Exercise goal
Return the number of lines in which the word "screenshot" appears; add nothing else.

(Structured figure records)
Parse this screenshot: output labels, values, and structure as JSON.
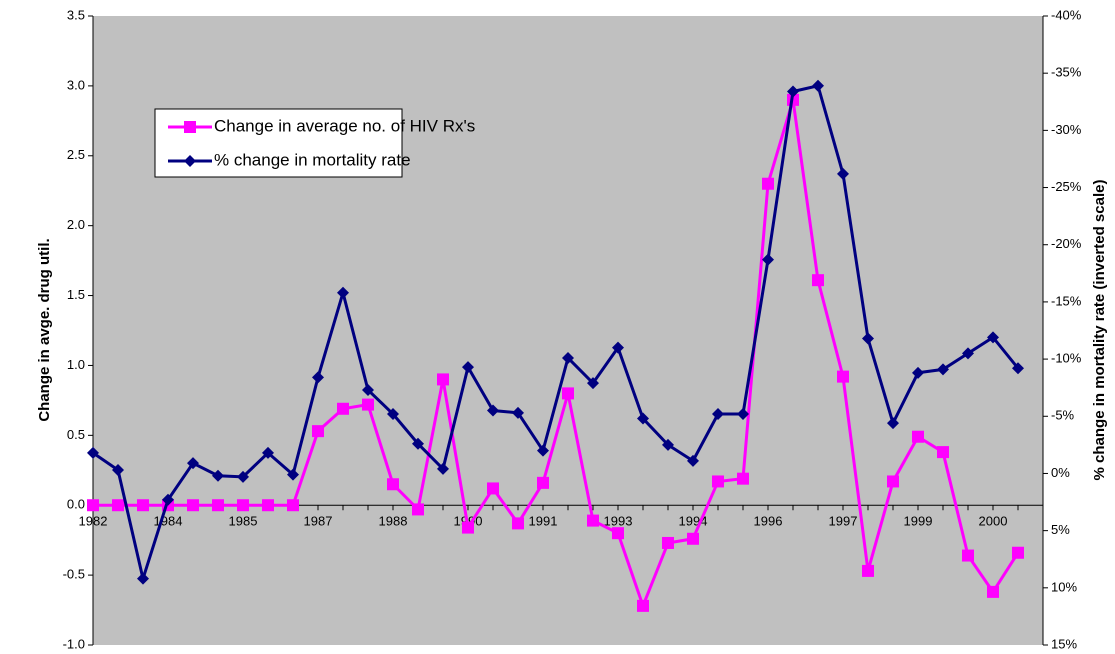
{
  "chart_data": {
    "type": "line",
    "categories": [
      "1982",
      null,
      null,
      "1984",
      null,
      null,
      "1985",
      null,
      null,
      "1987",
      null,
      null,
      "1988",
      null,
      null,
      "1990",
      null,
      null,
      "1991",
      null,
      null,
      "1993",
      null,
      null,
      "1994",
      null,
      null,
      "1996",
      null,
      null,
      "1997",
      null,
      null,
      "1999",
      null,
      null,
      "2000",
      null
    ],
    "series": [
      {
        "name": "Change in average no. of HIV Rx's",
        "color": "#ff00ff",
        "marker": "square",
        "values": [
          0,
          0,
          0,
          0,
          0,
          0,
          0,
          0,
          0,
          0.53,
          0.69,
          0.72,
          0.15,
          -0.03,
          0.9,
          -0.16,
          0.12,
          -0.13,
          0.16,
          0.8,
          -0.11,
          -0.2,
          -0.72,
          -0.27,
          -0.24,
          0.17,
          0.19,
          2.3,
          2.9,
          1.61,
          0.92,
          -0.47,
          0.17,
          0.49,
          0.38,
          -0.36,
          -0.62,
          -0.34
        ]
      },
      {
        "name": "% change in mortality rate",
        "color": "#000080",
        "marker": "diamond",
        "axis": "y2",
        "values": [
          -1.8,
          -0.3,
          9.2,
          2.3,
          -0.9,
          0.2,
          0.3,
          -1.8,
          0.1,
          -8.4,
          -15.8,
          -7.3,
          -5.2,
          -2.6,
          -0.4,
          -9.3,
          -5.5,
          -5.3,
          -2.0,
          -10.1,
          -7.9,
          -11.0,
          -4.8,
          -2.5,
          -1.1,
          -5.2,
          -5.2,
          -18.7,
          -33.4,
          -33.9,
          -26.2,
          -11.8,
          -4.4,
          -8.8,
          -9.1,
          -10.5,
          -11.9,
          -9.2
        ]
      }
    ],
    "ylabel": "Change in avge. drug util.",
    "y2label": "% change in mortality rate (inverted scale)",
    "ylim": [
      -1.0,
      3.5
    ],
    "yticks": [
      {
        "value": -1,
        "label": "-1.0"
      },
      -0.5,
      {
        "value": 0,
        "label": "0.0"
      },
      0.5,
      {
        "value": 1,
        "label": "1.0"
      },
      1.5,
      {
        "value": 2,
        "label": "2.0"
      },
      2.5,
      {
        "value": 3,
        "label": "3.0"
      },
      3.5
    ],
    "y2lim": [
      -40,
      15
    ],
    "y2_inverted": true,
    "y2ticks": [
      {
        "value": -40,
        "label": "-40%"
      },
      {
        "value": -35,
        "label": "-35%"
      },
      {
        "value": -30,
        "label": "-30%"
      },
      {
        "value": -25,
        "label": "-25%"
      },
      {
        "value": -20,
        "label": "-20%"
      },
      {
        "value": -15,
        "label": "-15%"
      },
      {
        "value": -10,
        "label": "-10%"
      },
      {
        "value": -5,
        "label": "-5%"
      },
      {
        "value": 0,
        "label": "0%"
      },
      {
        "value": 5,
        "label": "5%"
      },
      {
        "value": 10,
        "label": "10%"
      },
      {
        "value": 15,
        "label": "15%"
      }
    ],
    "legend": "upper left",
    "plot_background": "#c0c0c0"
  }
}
---
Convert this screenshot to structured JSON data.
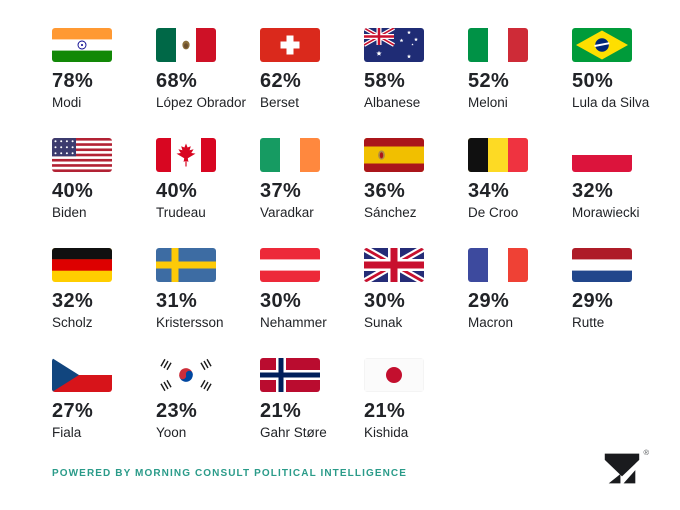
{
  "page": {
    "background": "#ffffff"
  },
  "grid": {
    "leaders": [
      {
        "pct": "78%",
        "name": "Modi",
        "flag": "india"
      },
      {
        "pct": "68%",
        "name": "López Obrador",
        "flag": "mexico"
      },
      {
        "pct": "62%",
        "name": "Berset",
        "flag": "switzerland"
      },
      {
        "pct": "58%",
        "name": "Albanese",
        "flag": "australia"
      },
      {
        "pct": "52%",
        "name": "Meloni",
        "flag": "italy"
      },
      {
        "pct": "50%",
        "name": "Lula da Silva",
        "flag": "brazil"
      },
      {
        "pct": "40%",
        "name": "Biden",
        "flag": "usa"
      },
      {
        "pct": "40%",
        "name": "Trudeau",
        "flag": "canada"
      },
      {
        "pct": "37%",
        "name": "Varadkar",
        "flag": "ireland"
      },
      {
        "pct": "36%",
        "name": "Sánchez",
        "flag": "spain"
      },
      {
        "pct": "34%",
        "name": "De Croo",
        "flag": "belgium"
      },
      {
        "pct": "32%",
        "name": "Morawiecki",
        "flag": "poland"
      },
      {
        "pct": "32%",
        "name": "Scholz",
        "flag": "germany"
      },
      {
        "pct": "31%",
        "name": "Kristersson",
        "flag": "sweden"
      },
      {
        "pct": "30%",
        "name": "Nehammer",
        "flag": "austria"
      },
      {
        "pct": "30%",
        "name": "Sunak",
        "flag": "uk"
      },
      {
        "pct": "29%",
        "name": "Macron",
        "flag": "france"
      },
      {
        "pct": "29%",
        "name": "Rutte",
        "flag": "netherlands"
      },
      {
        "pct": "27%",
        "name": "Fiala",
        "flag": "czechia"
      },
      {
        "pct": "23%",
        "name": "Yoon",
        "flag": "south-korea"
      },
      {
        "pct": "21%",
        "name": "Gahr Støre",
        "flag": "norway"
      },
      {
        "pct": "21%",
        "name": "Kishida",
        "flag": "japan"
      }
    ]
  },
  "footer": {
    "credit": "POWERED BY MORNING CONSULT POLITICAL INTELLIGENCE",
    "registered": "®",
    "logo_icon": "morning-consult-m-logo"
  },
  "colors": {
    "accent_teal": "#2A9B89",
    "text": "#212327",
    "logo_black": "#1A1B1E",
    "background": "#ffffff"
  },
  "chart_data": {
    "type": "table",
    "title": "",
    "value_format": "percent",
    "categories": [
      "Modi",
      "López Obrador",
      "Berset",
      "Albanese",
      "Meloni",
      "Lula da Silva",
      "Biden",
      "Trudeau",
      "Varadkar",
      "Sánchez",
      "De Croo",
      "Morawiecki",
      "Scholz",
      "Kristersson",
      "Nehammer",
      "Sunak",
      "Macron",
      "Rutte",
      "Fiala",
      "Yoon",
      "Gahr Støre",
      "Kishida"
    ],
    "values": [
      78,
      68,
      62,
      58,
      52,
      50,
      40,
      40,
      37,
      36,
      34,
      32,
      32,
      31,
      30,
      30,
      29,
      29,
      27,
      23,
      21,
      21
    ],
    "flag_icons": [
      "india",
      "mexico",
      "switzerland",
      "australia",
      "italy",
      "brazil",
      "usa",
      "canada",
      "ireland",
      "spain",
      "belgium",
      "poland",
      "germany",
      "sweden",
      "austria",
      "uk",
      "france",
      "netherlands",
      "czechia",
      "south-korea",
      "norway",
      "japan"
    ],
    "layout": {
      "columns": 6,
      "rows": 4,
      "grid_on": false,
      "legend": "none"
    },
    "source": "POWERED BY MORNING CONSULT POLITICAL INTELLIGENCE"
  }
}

Exercise result
2